- _WORK REQUIRED_
Check each line of the records for "Number"; collect those that have it.

- _RECORDS FOR PROCESSING_
========
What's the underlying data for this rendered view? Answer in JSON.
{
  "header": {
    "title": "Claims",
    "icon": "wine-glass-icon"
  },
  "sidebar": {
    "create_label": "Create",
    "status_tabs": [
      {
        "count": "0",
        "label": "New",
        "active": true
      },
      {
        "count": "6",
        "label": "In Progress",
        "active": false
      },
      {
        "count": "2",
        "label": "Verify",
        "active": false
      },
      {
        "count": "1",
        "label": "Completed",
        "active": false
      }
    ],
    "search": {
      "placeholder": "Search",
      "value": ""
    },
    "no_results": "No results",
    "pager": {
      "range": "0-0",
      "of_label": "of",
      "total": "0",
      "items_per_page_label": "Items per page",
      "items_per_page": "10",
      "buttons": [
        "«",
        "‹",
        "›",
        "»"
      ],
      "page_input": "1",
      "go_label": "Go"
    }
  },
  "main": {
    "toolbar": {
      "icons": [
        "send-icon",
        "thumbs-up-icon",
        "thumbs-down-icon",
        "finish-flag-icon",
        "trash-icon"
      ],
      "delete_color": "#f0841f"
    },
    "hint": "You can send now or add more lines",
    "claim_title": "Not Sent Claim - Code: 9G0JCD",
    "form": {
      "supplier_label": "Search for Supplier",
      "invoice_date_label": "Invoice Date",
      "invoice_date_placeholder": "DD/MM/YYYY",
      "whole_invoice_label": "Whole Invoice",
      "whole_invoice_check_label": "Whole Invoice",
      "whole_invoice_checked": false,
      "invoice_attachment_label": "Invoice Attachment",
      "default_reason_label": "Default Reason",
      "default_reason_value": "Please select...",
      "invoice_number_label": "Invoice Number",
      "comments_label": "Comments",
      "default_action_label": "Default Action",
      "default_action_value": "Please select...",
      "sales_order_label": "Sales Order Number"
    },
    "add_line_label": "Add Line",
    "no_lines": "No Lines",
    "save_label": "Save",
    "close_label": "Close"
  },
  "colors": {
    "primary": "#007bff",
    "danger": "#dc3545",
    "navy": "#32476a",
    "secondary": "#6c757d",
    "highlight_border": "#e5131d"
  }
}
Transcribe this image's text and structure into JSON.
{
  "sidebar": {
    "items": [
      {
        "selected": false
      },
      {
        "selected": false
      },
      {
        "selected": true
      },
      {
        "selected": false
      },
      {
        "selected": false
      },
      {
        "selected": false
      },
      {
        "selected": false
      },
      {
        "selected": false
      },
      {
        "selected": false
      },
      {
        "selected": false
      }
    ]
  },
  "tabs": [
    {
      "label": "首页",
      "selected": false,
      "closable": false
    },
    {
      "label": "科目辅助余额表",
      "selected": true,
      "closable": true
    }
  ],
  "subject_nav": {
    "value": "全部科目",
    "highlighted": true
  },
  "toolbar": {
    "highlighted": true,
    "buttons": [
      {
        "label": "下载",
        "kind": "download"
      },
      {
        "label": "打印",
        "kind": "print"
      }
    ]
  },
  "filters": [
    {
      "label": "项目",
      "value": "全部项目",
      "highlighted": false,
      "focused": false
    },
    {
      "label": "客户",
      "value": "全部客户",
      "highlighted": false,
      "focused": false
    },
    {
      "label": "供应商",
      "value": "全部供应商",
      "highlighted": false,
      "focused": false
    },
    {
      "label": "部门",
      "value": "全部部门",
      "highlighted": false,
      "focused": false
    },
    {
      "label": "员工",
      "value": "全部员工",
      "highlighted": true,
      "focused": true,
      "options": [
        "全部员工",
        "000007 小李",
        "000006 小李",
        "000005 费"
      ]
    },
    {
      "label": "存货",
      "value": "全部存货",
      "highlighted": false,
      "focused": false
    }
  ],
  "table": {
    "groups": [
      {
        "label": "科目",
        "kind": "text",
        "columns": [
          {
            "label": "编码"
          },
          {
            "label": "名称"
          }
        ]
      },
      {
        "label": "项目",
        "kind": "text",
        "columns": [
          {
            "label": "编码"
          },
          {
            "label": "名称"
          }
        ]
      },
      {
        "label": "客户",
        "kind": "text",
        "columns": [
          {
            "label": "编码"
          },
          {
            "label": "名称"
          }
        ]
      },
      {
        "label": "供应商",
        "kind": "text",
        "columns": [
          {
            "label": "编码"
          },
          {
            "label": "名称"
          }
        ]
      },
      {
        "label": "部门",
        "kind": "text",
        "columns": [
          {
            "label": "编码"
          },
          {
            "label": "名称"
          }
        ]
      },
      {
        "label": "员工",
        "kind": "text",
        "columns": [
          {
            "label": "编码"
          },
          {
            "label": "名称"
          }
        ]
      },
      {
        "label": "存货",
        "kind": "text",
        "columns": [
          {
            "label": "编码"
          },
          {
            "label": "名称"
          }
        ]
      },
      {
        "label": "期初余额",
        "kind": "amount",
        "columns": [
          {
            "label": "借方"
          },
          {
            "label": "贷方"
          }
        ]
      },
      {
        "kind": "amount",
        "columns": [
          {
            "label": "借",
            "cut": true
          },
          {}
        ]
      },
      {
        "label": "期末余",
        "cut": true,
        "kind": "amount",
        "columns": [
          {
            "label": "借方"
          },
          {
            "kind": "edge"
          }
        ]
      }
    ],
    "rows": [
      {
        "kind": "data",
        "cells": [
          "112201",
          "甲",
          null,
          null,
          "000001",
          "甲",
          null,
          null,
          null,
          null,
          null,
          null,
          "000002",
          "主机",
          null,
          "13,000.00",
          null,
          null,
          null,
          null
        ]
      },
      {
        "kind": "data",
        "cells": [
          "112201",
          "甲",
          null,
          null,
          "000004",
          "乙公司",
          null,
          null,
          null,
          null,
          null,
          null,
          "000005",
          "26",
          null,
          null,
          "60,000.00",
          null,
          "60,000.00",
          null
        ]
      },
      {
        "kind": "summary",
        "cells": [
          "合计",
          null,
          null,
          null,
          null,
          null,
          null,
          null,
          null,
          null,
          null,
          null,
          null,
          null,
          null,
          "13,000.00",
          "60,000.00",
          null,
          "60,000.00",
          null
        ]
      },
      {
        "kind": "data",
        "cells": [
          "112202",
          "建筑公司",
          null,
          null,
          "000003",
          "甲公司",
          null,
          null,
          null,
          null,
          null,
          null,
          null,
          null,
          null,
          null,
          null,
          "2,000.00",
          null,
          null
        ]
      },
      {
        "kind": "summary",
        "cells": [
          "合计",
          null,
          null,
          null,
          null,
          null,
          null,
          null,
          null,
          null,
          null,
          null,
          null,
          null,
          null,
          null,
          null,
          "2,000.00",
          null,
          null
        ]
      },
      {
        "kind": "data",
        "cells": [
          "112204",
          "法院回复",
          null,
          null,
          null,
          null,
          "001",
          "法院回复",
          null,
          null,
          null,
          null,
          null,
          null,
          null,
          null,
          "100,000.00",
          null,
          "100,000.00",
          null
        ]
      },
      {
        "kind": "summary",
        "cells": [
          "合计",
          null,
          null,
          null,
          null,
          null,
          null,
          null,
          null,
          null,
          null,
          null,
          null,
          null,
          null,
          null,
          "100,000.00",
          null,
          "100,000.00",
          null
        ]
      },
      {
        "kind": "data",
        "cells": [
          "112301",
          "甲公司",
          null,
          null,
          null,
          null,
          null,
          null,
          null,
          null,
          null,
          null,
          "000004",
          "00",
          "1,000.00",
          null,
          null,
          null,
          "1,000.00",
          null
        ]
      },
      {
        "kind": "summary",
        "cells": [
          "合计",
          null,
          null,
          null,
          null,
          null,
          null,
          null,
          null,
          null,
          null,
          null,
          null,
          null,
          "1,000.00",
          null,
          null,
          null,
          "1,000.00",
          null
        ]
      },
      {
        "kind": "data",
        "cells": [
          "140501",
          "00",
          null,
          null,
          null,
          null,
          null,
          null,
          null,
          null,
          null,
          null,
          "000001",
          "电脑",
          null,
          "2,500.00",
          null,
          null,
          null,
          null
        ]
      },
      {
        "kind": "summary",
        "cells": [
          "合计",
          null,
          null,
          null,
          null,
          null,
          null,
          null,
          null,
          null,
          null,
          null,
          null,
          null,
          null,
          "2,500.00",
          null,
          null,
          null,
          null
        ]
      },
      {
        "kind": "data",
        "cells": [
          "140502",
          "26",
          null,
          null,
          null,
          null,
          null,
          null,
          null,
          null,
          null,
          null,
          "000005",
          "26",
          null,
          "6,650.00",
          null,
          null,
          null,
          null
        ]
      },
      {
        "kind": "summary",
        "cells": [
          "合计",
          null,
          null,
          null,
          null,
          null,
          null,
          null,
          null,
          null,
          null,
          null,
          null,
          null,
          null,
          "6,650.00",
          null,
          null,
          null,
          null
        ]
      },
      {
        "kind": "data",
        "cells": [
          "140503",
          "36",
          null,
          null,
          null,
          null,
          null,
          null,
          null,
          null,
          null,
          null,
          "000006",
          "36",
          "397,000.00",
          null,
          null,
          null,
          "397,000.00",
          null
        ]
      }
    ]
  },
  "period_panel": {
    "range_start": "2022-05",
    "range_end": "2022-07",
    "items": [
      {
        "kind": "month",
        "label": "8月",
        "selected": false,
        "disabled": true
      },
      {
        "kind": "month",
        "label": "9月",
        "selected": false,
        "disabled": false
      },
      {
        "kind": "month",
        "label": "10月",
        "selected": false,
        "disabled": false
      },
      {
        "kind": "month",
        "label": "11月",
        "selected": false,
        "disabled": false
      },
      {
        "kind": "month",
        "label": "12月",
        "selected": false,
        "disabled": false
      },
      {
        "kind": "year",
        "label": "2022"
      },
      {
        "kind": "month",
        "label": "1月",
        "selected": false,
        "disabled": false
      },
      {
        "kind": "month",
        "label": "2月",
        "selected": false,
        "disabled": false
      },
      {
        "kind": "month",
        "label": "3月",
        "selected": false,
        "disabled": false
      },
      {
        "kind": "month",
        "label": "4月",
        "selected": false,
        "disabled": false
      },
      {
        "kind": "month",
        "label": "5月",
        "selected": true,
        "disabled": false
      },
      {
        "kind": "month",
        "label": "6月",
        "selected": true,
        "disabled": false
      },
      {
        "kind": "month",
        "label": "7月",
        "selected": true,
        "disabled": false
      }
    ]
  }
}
========
- _TASK OUTPUT_
      "invoice_number_label": "Invoice Number",
      "sales_order_label": "Sales Order Number"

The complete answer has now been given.